## TO DO
Extract all of the items below, copying every line character for character.

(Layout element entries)
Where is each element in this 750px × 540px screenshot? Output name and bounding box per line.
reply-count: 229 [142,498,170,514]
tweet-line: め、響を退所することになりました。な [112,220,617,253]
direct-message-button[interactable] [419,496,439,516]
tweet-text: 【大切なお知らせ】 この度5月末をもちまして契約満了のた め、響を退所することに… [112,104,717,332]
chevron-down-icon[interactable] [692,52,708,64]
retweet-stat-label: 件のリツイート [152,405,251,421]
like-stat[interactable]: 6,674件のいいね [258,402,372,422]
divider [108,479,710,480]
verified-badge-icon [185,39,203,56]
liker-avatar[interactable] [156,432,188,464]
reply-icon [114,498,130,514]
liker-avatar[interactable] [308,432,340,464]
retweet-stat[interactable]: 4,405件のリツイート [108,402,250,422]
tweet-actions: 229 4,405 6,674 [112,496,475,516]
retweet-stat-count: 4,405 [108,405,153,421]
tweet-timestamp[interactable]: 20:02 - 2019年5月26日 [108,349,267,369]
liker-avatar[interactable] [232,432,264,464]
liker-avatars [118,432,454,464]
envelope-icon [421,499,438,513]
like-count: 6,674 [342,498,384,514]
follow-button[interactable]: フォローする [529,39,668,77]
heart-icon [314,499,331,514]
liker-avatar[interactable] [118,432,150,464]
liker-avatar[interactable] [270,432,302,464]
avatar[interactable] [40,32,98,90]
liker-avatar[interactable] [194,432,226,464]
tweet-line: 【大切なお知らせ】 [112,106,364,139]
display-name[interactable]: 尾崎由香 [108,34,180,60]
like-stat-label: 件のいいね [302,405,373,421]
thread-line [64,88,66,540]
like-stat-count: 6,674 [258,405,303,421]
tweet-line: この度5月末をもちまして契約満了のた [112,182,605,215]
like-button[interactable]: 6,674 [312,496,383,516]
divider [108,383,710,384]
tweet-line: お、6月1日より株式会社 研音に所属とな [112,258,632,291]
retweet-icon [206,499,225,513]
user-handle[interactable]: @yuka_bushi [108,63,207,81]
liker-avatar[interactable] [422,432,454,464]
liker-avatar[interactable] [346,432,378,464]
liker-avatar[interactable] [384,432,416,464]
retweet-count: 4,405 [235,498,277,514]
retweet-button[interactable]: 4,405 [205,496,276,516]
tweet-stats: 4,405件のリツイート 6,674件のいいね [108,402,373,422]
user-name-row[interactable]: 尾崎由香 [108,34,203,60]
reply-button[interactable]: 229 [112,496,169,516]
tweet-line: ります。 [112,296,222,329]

## ANSWER FOR THIS EXERCISE
Where is each element in this 750px × 540px screenshot? Output name and bounding box per line.
reply-count: 229 [142,498,170,514]
tweet-line: め、響を退所することになりました。な [112,220,617,253]
direct-message-button[interactable] [419,496,439,516]
tweet-text: 【大切なお知らせ】 この度5月末をもちまして契約満了のた め、響を退所することに… [112,104,717,332]
chevron-down-icon[interactable] [692,52,708,64]
retweet-stat-label: 件のリツイート [152,405,251,421]
like-stat[interactable]: 6,674件のいいね [258,402,372,422]
divider [108,479,710,480]
verified-badge-icon [185,39,203,56]
liker-avatar[interactable] [156,432,188,464]
reply-icon [114,498,130,514]
liker-avatar[interactable] [308,432,340,464]
retweet-stat[interactable]: 4,405件のリツイート [108,402,250,422]
tweet-actions: 229 4,405 6,674 [112,496,475,516]
retweet-stat-count: 4,405 [108,405,153,421]
tweet-timestamp[interactable]: 20:02 - 2019年5月26日 [108,349,267,369]
liker-avatar[interactable] [232,432,264,464]
liker-avatars [118,432,454,464]
envelope-icon [421,499,438,513]
like-count: 6,674 [342,498,384,514]
follow-button[interactable]: フォローする [529,39,668,77]
heart-icon [314,499,331,514]
liker-avatar[interactable] [118,432,150,464]
liker-avatar[interactable] [270,432,302,464]
avatar[interactable] [40,32,98,90]
liker-avatar[interactable] [194,432,226,464]
tweet-line: 【大切なお知らせ】 [112,106,364,139]
display-name[interactable]: 尾崎由香 [108,34,180,60]
like-stat-label: 件のいいね [302,405,373,421]
thread-line [64,88,66,540]
like-stat-count: 6,674 [258,405,303,421]
tweet-line: この度5月末をもちまして契約満了のた [112,182,605,215]
like-button[interactable]: 6,674 [312,496,383,516]
divider [108,383,710,384]
tweet-line: お、6月1日より株式会社 研音に所属とな [112,258,632,291]
retweet-icon [206,499,225,513]
user-handle[interactable]: @yuka_bushi [108,63,207,81]
liker-avatar[interactable] [422,432,454,464]
liker-avatar[interactable] [346,432,378,464]
liker-avatar[interactable] [384,432,416,464]
retweet-count: 4,405 [235,498,277,514]
retweet-button[interactable]: 4,405 [205,496,276,516]
tweet-stats: 4,405件のリツイート 6,674件のいいね [108,402,373,422]
user-name-row[interactable]: 尾崎由香 [108,34,203,60]
reply-button[interactable]: 229 [112,496,169,516]
tweet-line: ります。 [112,296,222,329]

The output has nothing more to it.